What the task requires:
From the records below, pull each line that has "一带一路".

Working data:
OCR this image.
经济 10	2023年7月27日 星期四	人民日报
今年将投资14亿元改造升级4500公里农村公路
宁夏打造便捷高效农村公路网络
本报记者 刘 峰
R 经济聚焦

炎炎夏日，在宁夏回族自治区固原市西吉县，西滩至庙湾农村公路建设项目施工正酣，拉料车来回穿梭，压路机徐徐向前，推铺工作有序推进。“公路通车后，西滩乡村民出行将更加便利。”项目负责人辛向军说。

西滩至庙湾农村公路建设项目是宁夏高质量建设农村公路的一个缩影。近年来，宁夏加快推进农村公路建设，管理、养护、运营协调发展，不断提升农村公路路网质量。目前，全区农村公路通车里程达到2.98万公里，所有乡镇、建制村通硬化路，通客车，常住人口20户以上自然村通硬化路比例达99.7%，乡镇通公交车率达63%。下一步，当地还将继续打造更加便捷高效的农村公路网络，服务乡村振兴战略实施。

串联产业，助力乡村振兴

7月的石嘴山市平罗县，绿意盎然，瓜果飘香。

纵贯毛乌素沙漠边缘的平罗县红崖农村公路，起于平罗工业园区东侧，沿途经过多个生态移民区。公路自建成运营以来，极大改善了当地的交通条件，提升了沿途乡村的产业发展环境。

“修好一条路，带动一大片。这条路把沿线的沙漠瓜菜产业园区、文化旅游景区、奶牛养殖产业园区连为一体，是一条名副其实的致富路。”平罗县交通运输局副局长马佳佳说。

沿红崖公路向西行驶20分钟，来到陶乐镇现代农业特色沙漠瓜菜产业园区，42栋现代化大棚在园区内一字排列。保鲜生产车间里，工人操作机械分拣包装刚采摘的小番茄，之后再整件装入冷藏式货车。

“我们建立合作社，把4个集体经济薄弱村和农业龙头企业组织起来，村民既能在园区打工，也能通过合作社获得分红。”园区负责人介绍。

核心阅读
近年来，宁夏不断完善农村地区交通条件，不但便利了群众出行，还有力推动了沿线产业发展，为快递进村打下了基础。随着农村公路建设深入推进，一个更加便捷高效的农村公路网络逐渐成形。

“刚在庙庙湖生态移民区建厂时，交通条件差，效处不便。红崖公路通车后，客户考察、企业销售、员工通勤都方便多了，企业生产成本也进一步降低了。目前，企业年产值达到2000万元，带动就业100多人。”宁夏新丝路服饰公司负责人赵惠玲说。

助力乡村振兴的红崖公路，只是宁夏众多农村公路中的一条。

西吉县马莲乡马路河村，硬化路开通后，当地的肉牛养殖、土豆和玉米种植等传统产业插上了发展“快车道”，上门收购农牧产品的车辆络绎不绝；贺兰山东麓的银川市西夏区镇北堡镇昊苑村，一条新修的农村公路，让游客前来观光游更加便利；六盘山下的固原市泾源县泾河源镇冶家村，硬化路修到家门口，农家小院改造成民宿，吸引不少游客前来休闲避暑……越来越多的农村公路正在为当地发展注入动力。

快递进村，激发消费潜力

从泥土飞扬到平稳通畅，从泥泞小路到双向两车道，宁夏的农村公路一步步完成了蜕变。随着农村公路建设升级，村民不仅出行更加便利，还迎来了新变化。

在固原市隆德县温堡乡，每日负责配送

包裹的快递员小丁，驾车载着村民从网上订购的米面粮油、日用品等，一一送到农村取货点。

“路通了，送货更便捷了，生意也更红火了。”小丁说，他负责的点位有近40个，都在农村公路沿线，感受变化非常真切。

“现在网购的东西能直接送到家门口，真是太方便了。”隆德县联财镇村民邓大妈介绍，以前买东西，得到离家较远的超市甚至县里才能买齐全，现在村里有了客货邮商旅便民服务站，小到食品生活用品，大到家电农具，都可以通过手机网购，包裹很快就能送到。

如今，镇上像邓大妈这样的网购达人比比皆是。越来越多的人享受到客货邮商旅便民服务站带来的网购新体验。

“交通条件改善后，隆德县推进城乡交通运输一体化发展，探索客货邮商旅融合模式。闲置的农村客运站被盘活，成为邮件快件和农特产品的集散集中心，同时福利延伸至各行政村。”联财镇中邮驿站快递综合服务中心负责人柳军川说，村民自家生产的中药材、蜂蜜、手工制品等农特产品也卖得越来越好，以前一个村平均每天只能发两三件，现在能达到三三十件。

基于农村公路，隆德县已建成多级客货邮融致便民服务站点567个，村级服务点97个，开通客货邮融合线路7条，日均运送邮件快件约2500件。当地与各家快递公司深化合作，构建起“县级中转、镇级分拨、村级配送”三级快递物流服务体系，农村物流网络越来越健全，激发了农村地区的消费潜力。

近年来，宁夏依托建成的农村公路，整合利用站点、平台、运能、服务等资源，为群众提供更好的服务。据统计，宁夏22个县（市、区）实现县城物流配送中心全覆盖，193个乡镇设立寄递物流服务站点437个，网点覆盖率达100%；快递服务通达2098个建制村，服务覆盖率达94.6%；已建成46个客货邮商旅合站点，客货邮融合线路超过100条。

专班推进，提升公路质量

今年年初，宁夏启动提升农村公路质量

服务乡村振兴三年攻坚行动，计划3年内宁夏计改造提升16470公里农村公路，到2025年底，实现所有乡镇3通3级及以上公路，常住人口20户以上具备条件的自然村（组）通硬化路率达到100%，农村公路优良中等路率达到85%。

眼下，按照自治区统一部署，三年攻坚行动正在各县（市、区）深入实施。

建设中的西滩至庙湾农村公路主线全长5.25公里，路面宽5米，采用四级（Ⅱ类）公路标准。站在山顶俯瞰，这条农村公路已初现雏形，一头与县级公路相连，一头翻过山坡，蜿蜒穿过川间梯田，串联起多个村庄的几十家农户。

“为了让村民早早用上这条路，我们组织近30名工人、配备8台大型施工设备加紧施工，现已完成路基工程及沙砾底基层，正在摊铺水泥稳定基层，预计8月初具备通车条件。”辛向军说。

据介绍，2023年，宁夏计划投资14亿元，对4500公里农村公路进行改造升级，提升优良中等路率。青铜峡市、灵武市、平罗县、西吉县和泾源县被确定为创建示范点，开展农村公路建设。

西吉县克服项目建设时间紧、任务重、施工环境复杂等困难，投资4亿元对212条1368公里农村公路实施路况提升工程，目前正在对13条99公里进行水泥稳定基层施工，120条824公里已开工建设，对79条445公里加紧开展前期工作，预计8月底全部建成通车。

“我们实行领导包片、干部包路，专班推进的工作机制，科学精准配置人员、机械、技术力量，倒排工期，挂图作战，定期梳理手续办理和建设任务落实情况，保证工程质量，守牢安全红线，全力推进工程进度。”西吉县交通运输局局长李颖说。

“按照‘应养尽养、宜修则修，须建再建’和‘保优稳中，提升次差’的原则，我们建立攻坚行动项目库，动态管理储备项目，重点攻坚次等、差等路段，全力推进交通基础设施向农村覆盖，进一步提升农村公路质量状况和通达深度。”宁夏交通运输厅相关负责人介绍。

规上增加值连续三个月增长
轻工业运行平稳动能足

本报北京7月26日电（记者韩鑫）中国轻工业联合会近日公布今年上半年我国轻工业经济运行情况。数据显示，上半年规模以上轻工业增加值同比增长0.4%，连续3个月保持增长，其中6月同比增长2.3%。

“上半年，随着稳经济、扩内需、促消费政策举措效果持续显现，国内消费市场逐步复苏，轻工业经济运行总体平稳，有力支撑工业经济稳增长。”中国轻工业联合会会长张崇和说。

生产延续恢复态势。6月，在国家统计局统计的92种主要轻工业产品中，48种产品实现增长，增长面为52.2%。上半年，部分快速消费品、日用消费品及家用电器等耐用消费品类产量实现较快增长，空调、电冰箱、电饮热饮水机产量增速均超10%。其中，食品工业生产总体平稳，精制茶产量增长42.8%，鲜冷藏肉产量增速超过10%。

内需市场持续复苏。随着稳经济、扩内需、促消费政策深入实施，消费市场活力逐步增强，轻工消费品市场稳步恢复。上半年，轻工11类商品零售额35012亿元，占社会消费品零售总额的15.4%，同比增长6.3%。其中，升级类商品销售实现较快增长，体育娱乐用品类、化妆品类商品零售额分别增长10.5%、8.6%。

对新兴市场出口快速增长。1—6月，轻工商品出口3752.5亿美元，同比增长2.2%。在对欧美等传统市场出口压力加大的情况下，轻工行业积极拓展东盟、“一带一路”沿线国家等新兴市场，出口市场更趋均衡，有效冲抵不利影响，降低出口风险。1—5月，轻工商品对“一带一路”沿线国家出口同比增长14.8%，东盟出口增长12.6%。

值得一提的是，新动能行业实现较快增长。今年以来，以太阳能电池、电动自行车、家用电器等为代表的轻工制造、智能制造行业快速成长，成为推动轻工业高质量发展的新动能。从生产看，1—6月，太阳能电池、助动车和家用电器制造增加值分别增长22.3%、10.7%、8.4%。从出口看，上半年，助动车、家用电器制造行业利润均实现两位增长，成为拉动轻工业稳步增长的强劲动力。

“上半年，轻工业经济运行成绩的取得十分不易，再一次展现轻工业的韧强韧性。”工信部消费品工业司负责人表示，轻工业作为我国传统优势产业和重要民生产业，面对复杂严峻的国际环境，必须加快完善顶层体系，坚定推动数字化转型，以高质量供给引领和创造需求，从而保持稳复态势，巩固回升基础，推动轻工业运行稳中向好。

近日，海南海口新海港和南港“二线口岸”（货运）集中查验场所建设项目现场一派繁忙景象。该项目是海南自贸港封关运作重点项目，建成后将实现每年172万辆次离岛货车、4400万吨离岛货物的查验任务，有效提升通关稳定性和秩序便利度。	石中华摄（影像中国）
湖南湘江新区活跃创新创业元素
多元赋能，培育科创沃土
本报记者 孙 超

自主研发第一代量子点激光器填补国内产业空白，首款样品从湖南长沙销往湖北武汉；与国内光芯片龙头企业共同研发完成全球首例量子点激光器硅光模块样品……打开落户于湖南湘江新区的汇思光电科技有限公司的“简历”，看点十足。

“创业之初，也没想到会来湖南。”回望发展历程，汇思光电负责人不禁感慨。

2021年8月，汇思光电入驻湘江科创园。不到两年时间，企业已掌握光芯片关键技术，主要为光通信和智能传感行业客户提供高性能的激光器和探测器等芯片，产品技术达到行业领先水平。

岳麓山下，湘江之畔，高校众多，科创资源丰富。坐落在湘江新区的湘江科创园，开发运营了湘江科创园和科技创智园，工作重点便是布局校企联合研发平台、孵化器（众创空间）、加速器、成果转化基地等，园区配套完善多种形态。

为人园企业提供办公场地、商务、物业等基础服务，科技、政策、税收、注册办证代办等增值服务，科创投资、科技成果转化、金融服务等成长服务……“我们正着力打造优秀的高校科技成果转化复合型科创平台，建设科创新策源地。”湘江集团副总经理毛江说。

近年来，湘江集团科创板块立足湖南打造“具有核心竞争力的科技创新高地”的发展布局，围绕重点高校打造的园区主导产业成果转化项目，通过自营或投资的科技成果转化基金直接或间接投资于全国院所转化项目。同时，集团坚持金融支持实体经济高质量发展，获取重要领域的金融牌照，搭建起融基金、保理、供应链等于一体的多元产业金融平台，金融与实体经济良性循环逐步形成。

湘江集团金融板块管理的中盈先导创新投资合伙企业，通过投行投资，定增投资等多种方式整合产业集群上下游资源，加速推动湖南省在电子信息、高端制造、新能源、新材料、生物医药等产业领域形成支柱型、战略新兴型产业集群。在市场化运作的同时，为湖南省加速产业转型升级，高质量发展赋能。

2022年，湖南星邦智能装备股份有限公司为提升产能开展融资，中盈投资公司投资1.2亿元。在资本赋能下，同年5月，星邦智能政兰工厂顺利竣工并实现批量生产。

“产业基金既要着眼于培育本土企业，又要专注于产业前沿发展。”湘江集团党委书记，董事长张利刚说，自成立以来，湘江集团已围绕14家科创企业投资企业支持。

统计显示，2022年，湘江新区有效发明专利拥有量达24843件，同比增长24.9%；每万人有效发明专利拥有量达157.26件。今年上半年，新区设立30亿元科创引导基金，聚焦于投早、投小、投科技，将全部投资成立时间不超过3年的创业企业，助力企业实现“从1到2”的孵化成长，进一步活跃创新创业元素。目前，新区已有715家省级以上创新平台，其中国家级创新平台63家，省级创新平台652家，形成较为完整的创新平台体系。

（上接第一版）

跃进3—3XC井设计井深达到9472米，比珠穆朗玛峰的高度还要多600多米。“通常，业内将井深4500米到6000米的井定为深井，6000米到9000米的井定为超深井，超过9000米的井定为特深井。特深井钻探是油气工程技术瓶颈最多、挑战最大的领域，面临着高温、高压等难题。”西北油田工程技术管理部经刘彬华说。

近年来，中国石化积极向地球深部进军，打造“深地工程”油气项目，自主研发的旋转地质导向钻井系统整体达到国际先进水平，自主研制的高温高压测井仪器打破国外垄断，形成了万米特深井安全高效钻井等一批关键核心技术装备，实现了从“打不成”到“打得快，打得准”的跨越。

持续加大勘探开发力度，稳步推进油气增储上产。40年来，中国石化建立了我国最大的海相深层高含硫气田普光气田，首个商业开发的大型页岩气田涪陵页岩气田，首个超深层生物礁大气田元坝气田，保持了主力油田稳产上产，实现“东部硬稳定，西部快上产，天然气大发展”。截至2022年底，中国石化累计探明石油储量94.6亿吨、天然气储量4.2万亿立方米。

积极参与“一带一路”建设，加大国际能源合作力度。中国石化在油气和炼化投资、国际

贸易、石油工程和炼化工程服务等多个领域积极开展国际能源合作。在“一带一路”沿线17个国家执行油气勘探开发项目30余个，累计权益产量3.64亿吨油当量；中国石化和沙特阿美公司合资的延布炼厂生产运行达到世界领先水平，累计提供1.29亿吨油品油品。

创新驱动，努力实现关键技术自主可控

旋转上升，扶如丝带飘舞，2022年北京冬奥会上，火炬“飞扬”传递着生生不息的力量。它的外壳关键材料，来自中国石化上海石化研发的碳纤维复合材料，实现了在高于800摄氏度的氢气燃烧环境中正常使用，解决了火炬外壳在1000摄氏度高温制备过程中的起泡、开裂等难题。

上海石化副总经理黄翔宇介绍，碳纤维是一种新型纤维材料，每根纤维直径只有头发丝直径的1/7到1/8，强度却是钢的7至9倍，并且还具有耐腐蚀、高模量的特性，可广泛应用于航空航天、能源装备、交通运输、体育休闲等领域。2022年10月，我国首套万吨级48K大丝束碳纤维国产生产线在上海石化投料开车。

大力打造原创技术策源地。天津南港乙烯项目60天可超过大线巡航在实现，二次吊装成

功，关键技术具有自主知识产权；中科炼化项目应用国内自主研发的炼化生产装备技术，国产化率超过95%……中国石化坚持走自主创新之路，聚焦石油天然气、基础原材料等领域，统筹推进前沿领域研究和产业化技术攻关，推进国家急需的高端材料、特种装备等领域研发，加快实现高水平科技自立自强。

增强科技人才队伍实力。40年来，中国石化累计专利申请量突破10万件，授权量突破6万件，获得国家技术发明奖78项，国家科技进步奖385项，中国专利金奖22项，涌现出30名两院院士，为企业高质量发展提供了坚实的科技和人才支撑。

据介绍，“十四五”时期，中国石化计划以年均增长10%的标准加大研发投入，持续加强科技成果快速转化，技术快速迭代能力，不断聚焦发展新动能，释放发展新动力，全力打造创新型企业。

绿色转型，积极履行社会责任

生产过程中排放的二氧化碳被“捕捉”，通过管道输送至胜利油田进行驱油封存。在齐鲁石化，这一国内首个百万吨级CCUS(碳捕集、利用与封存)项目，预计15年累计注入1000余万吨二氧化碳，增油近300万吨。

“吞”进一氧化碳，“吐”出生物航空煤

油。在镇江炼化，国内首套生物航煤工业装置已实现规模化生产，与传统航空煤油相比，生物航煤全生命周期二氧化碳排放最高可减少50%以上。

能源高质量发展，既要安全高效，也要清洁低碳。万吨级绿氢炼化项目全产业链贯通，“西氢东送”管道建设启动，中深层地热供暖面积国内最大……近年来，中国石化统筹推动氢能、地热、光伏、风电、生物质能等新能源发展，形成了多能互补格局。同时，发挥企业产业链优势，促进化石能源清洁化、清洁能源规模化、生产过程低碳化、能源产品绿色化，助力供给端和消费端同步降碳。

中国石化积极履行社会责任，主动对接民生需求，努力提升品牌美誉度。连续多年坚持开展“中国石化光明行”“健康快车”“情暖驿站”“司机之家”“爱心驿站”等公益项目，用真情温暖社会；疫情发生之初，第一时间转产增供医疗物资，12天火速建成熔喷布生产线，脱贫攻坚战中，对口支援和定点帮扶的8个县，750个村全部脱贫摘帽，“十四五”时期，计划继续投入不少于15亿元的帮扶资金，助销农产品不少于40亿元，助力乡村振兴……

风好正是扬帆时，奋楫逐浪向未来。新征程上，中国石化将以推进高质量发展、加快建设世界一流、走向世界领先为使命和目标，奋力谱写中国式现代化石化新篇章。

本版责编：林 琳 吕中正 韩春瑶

...

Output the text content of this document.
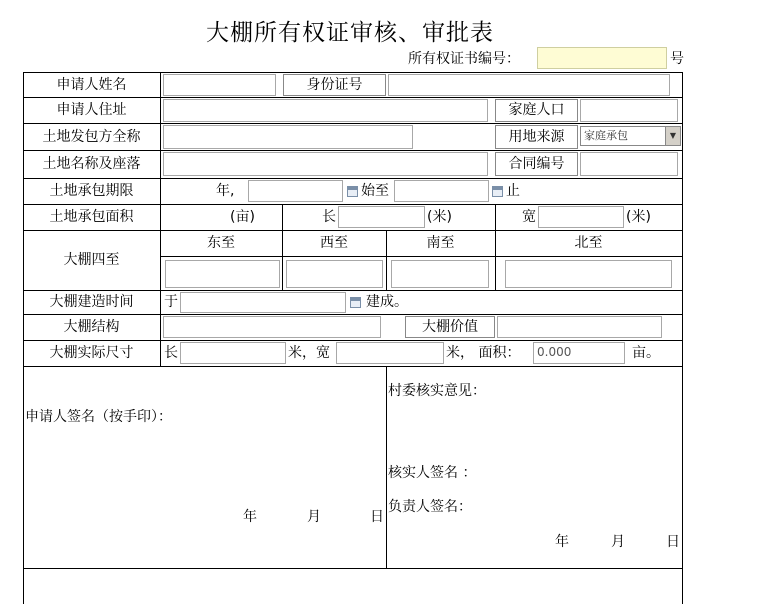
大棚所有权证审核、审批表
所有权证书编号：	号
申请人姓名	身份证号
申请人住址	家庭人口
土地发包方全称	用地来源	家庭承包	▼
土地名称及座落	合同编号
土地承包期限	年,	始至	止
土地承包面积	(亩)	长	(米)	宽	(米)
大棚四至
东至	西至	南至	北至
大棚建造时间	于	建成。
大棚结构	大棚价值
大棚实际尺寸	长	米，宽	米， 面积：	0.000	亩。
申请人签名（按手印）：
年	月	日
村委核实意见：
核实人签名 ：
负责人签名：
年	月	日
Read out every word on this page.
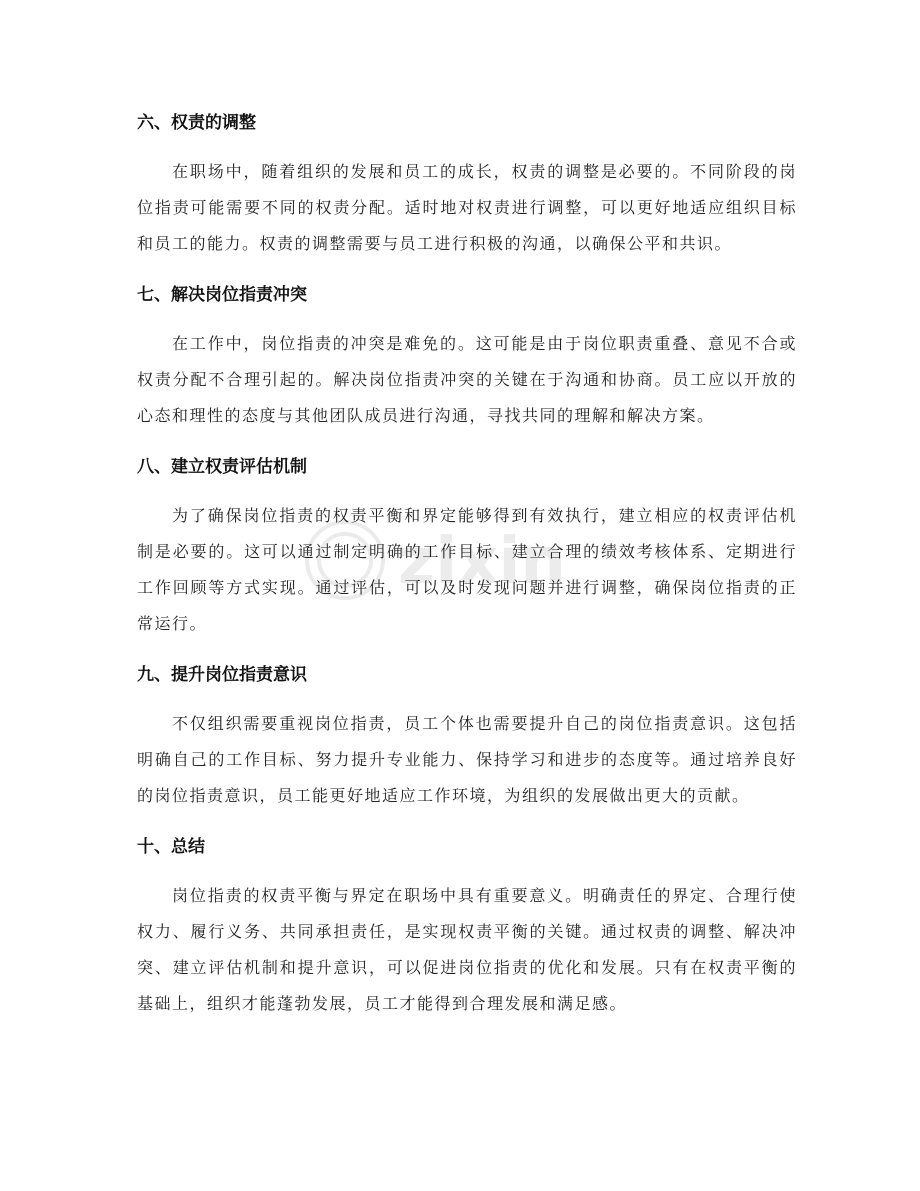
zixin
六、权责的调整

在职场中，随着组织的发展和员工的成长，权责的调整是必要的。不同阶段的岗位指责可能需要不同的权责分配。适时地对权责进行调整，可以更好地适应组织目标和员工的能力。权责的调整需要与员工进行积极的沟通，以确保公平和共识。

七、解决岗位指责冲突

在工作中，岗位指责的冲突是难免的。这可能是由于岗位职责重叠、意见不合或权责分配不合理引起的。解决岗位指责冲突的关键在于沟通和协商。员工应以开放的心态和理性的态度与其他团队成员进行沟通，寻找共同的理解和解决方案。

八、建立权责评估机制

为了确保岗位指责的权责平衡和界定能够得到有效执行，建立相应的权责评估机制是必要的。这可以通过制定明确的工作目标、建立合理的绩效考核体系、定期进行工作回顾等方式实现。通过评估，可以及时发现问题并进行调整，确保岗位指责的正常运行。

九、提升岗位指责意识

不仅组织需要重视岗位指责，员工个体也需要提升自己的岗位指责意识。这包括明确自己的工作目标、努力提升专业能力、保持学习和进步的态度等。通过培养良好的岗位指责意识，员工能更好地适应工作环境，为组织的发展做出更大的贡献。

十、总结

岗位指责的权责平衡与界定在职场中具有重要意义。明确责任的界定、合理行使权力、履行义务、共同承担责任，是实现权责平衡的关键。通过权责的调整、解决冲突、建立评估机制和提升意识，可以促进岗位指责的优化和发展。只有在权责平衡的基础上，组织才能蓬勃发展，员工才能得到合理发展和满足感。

Solved exercise:
对新兴市场出口快速增长。1—6月，轻工商品出口3752.5亿美元，同比增长2.2%。在对欧美等传统市场出口压力加大的情况下，轻工行业积极拓展东盟、“一带一路”沿线国家等新兴市场，出口市场更趋均衡，有效冲抵不利影响，降低出口风险。1—5月，轻工商品对“一带一路”沿线国家出口同比增长14.8%，东盟出口增长12.6%。
积极参与“一带一路”建设，加大国际能源合作力度。中国石化在油气和炼化投资、国际
贸易、石油工程和炼化工程服务等多个领域积极开展国际能源合作。在“一带一路”沿线17个国家执行油气勘探开发项目30余个，累计权益产量3.64亿吨油当量；中国石化和沙特阿美公司合资的延布炼厂生产运行达到世界领先水平，累计提供1.29亿吨油品油品。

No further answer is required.